TASK DETAILS: Write out the complete material exactly as it stands.

>>>

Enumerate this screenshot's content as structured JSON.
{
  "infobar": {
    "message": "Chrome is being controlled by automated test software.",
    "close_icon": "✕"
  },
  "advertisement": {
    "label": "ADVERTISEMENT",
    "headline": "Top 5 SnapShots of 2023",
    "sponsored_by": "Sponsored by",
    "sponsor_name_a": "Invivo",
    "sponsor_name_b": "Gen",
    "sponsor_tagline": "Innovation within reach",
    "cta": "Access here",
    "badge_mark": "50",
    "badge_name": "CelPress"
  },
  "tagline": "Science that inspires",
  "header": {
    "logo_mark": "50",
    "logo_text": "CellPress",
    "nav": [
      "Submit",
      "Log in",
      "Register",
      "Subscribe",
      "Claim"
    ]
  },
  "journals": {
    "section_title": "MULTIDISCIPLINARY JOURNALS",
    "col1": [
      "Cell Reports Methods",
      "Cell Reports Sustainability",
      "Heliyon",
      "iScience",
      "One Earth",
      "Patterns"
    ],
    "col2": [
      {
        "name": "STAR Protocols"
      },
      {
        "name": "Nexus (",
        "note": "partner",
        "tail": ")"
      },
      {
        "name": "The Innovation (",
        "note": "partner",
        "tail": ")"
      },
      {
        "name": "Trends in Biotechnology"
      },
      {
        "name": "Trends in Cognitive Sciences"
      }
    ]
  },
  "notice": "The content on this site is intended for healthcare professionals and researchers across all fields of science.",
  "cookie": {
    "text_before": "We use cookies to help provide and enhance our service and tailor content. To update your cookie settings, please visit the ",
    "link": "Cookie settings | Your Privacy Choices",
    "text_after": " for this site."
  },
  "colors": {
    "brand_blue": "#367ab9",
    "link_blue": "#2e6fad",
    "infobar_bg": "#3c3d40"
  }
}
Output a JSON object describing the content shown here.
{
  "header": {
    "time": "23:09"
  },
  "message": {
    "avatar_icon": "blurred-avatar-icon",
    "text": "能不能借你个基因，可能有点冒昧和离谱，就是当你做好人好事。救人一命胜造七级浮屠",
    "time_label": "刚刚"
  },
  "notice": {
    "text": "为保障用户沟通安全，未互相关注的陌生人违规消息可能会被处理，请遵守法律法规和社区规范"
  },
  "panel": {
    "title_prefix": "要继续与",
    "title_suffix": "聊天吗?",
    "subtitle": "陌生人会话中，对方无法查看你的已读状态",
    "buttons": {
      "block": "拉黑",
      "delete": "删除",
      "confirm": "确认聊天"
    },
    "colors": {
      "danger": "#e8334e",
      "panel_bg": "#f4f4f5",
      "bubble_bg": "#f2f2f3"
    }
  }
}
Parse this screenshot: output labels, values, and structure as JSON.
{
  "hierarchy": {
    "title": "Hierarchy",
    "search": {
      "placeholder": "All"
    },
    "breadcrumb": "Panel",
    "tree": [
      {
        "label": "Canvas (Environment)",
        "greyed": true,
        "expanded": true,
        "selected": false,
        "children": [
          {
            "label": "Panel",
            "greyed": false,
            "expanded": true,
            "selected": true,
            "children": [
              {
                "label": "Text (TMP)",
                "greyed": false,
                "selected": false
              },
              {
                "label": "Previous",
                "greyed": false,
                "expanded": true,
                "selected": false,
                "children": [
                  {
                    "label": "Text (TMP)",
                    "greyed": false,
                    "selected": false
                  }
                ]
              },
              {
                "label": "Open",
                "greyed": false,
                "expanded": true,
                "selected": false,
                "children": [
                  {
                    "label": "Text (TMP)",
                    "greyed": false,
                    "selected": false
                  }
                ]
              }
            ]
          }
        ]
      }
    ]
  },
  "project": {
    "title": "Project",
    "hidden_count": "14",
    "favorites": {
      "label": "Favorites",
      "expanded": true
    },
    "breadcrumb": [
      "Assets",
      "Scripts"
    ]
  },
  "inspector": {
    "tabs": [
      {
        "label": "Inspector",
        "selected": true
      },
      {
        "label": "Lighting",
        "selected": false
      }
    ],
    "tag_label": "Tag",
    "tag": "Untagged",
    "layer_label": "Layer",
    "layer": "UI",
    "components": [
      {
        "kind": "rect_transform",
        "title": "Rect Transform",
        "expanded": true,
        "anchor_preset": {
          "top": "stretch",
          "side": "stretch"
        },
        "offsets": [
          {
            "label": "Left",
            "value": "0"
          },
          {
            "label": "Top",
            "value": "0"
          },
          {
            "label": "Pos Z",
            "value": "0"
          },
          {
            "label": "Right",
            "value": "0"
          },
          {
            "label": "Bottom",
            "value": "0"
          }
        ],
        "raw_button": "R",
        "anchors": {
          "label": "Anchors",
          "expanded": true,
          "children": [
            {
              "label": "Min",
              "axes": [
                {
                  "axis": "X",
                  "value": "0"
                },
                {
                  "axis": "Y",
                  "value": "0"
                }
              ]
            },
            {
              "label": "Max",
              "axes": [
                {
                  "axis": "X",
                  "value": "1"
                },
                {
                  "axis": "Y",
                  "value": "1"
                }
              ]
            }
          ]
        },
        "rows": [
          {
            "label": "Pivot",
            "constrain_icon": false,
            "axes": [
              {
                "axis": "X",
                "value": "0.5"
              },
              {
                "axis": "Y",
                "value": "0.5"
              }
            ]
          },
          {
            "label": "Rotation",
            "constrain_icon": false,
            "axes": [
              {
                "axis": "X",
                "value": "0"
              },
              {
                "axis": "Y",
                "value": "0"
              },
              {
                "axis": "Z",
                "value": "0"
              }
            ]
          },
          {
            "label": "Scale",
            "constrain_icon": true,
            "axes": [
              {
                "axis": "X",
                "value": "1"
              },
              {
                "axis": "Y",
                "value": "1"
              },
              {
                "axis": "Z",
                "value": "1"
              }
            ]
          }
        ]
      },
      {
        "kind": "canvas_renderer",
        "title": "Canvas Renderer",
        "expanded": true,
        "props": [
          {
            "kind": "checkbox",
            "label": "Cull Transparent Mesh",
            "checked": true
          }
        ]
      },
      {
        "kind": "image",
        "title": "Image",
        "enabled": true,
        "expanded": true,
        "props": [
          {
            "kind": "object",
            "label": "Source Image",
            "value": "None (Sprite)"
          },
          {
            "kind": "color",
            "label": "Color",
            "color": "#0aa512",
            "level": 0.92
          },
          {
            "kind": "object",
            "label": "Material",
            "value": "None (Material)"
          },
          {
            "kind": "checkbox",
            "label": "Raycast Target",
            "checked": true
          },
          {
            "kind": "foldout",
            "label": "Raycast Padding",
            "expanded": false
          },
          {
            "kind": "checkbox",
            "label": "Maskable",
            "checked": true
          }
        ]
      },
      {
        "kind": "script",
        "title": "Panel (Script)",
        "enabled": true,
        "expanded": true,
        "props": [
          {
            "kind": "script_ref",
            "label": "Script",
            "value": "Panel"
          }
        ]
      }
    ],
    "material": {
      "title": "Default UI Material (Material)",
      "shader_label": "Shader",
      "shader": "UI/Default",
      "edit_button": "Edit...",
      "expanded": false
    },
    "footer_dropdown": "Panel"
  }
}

<<<

RESULT BELOW:
Enumerate this screenshot's content as structured JSON.
{
  "infobar": {
    "message": "Chrome is being controlled by automated test software.",
    "close_icon": "✕"
  },
  "advertisement": {
    "label": "ADVERTISEMENT",
    "headline": "Top 5 SnapShots of 2023",
    "sponsored_by": "Sponsored by",
    "sponsor_name_a": "Invivo",
    "sponsor_name_b": "Gen",
    "sponsor_tagline": "Innovation within reach",
    "cta": "Access here",
    "badge_mark": "50",
    "badge_name": "CelPress"
  },
  "tagline": "Science that inspires",
  "header": {
    "logo_mark": "50",
    "logo_text": "CellPress",
    "nav": [
      "Submit",
      "Log in",
      "Register",
      "Subscribe",
      "Claim"
    ]
  },
  "journals": {
    "section_title": "MULTIDISCIPLINARY JOURNALS",
    "col1": [
      "Cell Reports Methods",
      "Cell Reports Sustainability",
      "Heliyon",
      "iScience",
      "One Earth",
      "Patterns"
    ],
    "col2": [
      {
        "name": "STAR Protocols"
      },
      {
        "name": "Nexus (",
        "note": "partner",
        "tail": ")"
      },
      {
        "name": "The Innovation (",
        "note": "partner",
        "tail": ")"
      },
      {
        "name": "Trends in Biotechnology"
      },
      {
        "name": "Trends in Cognitive Sciences"
      }
    ]
  },
  "notice": "The content on this site is intended for healthcare professionals and researchers across all fields of science.",
  "cookie": {
    "text_before": "We use cookies to help provide and enhance our service and tailor content. To update your cookie settings, please visit the ",
    "link": "Cookie settings | Your Privacy Choices",
    "text_after": " for this site."
  },
  "colors": {
    "brand_blue": "#367ab9",
    "link_blue": "#2e6fad",
    "infobar_bg": "#3c3d40"
  }
}
Output a JSON object describing the content shown here.
{
  "header": {
    "time": "23:09"
  },
  "message": {
    "avatar_icon": "blurred-avatar-icon",
    "text": "能不能借你个基因，可能有点冒昧和离谱，就是当你做好人好事。救人一命胜造七级浮屠",
    "time_label": "刚刚"
  },
  "notice": {
    "text": "为保障用户沟通安全，未互相关注的陌生人违规消息可能会被处理，请遵守法律法规和社区规范"
  },
  "panel": {
    "title_prefix": "要继续与",
    "title_suffix": "聊天吗?",
    "subtitle": "陌生人会话中，对方无法查看你的已读状态",
    "buttons": {
      "block": "拉黑",
      "delete": "删除",
      "confirm": "确认聊天"
    },
    "colors": {
      "danger": "#e8334e",
      "panel_bg": "#f4f4f5",
      "bubble_bg": "#f2f2f3"
    }
  }
}
Parse this screenshot: output labels, values, and structure as JSON.
{
  "hierarchy": {
    "title": "Hierarchy",
    "search": {
      "placeholder": "All"
    },
    "breadcrumb": "Panel",
    "tree": [
      {
        "label": "Canvas (Environment)",
        "greyed": true,
        "expanded": true,
        "selected": false,
        "children": [
          {
            "label": "Panel",
            "greyed": false,
            "expanded": true,
            "selected": true,
            "children": [
              {
                "label": "Text (TMP)",
                "greyed": false,
                "selected": false
              },
              {
                "label": "Previous",
                "greyed": false,
                "expanded": true,
                "selected": false,
                "children": [
                  {
                    "label": "Text (TMP)",
                    "greyed": false,
                    "selected": false
                  }
                ]
              },
              {
                "label": "Open",
                "greyed": false,
                "expanded": true,
                "selected": false,
                "children": [
                  {
                    "label": "Text (TMP)",
                    "greyed": false,
                    "selected": false
                  }
                ]
              }
            ]
          }
        ]
      }
    ]
  },
  "project": {
    "title": "Project",
    "hidden_count": "14",
    "favorites": {
      "label": "Favorites",
      "expanded": true
    },
    "breadcrumb": [
      "Assets",
      "Scripts"
    ]
  },
  "inspector": {
    "tabs": [
      {
        "label": "Inspector",
        "selected": true
      },
      {
        "label": "Lighting",
        "selected": false
      }
    ],
    "tag_label": "Tag",
    "tag": "Untagged",
    "layer_label": "Layer",
    "layer": "UI",
    "components": [
      {
        "kind": "rect_transform",
        "title": "Rect Transform",
        "expanded": true,
        "anchor_preset": {
          "top": "stretch",
          "side": "stretch"
        },
        "offsets": [
          {
            "label": "Left",
            "value": "0"
          },
          {
            "label": "Top",
            "value": "0"
          },
          {
            "label": "Pos Z",
            "value": "0"
          },
          {
            "label": "Right",
            "value": "0"
          },
          {
            "label": "Bottom",
            "value": "0"
          }
        ],
        "raw_button": "R",
        "anchors": {
          "label": "Anchors",
          "expanded": true,
          "children": [
            {
              "label": "Min",
              "axes": [
                {
                  "axis": "X",
                  "value": "0"
                },
                {
                  "axis": "Y",
                  "value": "0"
                }
              ]
            },
            {
              "label": "Max",
              "axes": [
                {
                  "axis": "X",
                  "value": "1"
                },
                {
                  "axis": "Y",
                  "value": "1"
                }
              ]
            }
          ]
        },
        "rows": [
          {
            "label": "Pivot",
            "constrain_icon": false,
            "axes": [
              {
                "axis": "X",
                "value": "0.5"
              },
              {
                "axis": "Y",
                "value": "0.5"
              }
            ]
          },
          {
            "label": "Rotation",
            "constrain_icon": false,
            "axes": [
              {
                "axis": "X",
                "value": "0"
              },
              {
                "axis": "Y",
                "value": "0"
              },
              {
                "axis": "Z",
                "value": "0"
              }
            ]
          },
          {
            "label": "Scale",
            "constrain_icon": true,
            "axes": [
              {
                "axis": "X",
                "value": "1"
              },
              {
                "axis": "Y",
                "value": "1"
              },
              {
                "axis": "Z",
                "value": "1"
              }
            ]
          }
        ]
      },
      {
        "kind": "canvas_renderer",
        "title": "Canvas Renderer",
        "expanded": true,
        "props": [
          {
            "kind": "checkbox",
            "label": "Cull Transparent Mesh",
            "checked": true
          }
        ]
      },
      {
        "kind": "image",
        "title": "Image",
        "enabled": true,
        "expanded": true,
        "props": [
          {
            "kind": "object",
            "label": "Source Image",
            "value": "None (Sprite)"
          },
          {
            "kind": "color",
            "label": "Color",
            "color": "#0aa512",
            "level": 0.92
          },
          {
            "kind": "object",
            "label": "Material",
            "value": "None (Material)"
          },
          {
            "kind": "checkbox",
            "label": "Raycast Target",
            "checked": true
          },
          {
            "kind": "foldout",
            "label": "Raycast Padding",
            "expanded": false
          },
          {
            "kind": "checkbox",
            "label": "Maskable",
            "checked": true
          }
        ]
      },
      {
        "kind": "script",
        "title": "Panel (Script)",
        "enabled": true,
        "expanded": true,
        "props": [
          {
            "kind": "script_ref",
            "label": "Script",
            "value": "Panel"
          }
        ]
      }
    ],
    "material": {
      "title": "Default UI Material (Material)",
      "shader_label": "Shader",
      "shader": "UI/Default",
      "edit_button": "Edit...",
      "expanded": false
    },
    "footer_dropdown": "Panel"
  }
}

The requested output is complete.